• **EXTRACTED ENTRIES**
====

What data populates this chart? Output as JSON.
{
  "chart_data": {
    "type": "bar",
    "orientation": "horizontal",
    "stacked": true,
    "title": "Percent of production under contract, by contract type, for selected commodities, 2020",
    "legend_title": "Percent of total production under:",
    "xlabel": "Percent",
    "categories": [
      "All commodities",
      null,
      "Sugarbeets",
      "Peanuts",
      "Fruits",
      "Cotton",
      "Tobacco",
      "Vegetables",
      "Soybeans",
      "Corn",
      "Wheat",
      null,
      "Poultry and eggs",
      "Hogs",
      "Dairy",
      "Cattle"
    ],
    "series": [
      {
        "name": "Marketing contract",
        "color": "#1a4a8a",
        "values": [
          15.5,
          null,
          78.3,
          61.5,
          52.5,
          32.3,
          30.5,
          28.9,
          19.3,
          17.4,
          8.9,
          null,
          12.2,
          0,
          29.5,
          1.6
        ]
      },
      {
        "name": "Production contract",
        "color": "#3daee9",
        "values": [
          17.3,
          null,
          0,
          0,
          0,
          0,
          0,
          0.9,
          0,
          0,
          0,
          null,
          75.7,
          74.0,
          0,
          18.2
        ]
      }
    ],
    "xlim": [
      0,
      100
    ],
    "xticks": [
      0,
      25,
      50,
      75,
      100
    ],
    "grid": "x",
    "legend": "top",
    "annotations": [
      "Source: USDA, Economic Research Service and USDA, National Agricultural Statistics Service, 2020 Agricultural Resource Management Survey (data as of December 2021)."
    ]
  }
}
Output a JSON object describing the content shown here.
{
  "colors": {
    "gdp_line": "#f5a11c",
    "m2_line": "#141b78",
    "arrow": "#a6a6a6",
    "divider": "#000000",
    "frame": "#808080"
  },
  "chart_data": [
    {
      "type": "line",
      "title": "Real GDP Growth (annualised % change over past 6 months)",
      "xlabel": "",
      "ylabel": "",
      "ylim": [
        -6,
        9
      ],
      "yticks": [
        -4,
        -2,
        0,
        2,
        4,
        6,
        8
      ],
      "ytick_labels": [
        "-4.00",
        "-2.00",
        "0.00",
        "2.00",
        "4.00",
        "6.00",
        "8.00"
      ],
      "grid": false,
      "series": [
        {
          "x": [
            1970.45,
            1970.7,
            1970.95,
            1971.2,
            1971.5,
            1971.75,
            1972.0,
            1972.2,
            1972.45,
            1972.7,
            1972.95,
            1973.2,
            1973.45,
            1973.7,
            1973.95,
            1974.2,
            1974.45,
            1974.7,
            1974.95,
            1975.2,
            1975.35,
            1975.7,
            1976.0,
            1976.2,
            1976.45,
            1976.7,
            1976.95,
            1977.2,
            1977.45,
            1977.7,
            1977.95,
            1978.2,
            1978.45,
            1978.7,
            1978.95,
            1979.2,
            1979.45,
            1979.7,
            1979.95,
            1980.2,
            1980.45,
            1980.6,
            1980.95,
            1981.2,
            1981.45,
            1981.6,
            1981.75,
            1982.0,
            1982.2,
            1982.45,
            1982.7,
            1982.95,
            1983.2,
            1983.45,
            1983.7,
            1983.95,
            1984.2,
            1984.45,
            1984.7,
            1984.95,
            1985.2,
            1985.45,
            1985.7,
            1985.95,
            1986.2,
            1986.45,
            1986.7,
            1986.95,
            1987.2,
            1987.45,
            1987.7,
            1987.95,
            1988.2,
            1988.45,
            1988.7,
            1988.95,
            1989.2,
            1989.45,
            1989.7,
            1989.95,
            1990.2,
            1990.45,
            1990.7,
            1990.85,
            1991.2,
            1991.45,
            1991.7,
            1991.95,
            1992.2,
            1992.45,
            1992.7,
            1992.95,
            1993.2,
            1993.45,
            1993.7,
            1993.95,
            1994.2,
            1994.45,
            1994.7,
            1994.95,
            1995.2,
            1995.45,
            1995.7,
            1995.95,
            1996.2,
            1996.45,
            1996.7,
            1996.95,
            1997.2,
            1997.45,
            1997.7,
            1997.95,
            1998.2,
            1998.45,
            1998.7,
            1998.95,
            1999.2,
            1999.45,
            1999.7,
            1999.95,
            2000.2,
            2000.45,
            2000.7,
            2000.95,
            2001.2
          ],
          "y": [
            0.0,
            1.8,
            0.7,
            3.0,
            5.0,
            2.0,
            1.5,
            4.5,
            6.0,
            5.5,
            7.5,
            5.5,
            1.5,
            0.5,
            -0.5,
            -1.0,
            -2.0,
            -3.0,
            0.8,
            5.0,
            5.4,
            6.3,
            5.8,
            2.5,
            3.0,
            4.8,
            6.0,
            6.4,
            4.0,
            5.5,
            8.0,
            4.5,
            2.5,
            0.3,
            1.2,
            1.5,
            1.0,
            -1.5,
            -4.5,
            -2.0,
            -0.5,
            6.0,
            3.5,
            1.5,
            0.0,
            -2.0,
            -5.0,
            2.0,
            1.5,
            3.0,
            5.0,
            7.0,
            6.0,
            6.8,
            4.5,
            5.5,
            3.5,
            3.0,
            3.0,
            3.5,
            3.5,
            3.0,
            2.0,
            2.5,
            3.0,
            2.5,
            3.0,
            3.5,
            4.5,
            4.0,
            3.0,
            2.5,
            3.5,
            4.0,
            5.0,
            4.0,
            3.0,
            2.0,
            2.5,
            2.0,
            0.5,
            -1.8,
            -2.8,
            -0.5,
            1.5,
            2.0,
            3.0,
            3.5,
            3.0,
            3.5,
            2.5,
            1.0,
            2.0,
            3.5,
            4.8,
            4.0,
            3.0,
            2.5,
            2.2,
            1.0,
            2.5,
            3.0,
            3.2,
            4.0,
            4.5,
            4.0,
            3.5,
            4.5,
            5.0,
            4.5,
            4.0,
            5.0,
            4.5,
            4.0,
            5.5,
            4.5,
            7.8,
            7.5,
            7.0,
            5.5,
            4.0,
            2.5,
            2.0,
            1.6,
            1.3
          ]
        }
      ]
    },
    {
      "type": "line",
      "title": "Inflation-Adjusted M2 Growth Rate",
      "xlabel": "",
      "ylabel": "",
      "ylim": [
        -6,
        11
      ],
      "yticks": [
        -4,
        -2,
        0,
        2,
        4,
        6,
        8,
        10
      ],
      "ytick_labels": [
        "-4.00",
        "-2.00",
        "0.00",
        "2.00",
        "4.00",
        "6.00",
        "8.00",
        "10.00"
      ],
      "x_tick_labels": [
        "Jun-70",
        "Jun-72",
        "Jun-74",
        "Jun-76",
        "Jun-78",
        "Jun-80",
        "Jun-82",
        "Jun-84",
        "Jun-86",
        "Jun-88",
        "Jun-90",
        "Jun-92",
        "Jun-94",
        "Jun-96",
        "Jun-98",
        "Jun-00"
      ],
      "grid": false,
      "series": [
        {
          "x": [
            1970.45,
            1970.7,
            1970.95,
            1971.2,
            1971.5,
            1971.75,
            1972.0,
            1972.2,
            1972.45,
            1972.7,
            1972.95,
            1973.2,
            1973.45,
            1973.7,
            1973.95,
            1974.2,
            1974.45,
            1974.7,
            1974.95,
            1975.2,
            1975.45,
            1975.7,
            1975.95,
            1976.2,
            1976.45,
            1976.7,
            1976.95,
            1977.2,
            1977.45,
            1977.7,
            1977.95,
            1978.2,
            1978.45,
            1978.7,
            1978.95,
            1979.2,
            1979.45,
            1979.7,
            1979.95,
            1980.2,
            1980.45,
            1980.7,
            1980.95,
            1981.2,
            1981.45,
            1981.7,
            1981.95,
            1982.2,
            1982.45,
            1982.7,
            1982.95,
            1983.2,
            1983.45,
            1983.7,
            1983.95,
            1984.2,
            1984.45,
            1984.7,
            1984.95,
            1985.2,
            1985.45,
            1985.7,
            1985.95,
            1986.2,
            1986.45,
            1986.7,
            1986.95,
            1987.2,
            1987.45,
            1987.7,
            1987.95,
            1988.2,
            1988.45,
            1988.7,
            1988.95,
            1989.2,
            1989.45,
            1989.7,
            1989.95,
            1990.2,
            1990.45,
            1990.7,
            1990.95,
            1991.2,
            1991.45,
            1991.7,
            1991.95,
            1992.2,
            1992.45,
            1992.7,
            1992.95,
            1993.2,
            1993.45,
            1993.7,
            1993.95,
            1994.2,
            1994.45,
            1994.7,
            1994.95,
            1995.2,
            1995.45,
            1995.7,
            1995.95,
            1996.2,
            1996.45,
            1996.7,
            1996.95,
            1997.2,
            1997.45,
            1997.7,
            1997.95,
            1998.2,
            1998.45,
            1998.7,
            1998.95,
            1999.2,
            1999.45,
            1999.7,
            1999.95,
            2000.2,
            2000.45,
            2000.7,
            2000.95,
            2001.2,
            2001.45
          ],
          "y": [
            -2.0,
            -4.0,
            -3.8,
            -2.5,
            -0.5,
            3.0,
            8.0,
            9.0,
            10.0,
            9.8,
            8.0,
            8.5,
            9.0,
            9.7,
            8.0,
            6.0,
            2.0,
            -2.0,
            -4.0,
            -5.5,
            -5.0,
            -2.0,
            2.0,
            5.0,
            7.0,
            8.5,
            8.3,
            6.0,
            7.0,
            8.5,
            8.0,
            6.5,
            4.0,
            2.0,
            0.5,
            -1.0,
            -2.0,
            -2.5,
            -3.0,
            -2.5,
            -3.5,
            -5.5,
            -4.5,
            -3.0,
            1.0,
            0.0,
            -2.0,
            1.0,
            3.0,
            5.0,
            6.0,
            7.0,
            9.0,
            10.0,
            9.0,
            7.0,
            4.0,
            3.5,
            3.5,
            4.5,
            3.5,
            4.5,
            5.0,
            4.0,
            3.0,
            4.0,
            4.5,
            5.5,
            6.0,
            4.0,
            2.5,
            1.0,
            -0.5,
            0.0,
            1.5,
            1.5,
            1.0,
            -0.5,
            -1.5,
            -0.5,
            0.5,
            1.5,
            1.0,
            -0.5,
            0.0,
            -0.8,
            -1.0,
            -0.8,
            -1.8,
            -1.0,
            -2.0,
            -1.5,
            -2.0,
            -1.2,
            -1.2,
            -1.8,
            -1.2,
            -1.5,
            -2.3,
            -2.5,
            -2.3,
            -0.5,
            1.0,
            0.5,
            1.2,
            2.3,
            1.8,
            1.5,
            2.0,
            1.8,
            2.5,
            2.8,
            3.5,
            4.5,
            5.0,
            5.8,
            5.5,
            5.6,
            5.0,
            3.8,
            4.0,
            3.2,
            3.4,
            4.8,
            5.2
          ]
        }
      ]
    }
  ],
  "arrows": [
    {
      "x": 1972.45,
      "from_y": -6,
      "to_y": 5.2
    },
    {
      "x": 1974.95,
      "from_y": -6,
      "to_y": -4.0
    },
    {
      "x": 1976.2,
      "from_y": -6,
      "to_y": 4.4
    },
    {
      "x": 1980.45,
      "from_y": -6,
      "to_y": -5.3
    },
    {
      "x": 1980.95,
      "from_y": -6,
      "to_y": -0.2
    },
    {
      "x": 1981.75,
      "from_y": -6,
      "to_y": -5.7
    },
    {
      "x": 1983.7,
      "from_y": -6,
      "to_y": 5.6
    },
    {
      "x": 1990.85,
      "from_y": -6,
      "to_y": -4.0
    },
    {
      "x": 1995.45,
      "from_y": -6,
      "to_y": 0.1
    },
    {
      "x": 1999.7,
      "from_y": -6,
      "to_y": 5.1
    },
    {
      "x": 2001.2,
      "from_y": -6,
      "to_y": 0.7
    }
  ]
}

====

• **WHAT IS NEEDED**
Where does the word "JSON" appear? Return each line that holds it.

• **SOLVED EXERCISE**
What data populates this chart? Output as JSON.
Output a JSON object describing the content shown here.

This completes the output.